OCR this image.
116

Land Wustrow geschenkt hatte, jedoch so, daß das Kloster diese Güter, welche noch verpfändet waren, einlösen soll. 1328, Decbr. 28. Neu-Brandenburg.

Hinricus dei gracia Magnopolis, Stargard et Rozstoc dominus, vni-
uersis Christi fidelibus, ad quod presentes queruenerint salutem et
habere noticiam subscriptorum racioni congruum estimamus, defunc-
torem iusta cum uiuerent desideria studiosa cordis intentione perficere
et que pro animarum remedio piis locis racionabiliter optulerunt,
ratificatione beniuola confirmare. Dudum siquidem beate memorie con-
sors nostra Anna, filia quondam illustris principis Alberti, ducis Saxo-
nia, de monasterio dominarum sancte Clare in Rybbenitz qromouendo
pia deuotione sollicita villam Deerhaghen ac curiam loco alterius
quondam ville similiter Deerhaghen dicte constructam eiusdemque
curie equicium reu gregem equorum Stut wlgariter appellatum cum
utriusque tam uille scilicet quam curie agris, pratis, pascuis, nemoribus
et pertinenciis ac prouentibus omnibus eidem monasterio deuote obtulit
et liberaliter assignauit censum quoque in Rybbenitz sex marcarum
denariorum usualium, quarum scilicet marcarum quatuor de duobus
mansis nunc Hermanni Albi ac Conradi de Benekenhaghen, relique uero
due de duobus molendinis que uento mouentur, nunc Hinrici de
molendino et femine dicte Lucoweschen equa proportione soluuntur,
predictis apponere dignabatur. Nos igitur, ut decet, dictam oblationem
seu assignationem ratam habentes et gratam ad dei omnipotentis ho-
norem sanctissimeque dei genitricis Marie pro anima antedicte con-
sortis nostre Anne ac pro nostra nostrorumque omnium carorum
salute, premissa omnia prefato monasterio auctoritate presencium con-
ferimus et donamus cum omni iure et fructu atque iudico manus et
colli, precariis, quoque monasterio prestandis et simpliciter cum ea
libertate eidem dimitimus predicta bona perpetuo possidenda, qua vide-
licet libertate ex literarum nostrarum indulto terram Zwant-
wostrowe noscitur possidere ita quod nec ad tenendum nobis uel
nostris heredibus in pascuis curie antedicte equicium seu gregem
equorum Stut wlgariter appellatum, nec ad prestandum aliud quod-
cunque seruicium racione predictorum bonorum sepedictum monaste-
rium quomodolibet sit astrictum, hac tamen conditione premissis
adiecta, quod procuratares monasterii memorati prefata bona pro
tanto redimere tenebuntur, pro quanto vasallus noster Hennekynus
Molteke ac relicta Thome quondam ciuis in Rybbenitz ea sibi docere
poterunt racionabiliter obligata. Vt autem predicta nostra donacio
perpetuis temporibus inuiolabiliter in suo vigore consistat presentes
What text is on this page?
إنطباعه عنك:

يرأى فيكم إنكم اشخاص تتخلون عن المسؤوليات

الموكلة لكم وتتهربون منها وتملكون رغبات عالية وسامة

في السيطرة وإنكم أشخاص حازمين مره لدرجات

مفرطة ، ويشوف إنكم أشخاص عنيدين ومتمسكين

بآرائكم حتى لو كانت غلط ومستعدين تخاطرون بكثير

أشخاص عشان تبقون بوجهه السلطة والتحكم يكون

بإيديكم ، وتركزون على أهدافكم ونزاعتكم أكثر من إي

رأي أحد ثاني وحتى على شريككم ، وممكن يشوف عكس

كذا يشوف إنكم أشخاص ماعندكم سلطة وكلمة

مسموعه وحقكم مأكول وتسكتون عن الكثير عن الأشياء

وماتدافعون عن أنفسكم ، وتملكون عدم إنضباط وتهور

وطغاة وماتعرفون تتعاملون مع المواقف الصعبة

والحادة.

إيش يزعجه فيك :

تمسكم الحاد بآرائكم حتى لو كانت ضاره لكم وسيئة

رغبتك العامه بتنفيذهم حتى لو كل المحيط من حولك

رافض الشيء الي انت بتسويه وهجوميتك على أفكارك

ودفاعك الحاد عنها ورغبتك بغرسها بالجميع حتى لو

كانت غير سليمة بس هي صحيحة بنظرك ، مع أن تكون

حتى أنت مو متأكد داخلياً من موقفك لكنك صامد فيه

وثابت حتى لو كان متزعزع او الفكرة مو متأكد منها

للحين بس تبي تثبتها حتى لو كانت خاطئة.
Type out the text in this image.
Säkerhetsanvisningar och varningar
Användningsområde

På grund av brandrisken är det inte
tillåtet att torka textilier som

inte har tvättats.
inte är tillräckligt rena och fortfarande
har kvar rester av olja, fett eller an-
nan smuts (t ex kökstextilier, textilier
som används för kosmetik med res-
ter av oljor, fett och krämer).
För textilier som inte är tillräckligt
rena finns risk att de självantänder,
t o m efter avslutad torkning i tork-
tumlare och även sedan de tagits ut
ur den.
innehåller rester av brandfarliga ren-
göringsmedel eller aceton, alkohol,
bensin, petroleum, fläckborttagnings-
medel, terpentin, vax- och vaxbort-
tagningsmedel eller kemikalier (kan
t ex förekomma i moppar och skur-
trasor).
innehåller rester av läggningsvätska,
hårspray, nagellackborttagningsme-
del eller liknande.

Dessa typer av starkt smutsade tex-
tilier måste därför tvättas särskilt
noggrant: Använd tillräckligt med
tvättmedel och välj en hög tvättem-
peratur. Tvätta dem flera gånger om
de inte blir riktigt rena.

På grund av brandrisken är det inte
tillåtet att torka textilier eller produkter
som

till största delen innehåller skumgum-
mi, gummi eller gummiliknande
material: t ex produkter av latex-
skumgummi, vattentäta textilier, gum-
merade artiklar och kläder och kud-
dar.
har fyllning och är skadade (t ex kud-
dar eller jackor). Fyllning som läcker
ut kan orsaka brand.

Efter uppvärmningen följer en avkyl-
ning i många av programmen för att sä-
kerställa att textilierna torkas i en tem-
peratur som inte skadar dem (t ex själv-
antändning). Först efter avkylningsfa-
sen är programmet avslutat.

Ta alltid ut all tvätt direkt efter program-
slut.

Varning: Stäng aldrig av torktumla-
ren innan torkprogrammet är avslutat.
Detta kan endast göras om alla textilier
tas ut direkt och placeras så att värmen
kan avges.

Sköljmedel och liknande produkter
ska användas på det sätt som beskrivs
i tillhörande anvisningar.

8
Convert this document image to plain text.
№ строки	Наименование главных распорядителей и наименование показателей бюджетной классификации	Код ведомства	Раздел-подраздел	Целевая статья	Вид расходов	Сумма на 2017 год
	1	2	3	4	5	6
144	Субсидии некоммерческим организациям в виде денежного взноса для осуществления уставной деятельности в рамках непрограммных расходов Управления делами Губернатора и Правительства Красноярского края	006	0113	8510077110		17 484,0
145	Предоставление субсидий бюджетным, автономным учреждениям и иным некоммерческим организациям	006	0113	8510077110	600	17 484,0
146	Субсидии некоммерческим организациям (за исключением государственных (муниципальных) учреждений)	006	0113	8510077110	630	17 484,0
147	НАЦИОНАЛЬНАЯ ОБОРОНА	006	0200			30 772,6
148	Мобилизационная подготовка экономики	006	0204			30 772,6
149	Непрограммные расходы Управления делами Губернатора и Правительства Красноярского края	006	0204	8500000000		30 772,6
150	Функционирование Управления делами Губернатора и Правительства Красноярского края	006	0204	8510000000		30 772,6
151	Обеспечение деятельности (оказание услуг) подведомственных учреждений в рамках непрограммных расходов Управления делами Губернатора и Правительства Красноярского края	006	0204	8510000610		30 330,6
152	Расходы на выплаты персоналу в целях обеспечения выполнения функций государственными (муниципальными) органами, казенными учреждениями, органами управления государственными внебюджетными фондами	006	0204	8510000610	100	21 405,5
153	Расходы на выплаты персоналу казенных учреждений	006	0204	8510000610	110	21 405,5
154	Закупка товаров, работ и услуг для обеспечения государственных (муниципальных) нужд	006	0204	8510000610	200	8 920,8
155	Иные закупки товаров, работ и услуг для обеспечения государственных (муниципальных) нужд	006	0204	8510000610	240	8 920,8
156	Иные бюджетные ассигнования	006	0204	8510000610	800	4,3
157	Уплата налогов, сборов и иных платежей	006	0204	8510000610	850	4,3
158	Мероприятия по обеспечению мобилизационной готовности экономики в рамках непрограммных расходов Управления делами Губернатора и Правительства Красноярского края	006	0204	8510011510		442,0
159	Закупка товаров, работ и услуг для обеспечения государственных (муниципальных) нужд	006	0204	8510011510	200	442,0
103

▬▬▬

# WHAT TO PRODUCE:
Look through the data and show every line containing "وتملكون".

# RESULT OF THIS EXERCISE:
الموكلة لكم وتتهربون منها وتملكون رغبات عالية وسامة
وماتدافعون عن أنفسكم ، وتملكون عدم إنضباط وتهور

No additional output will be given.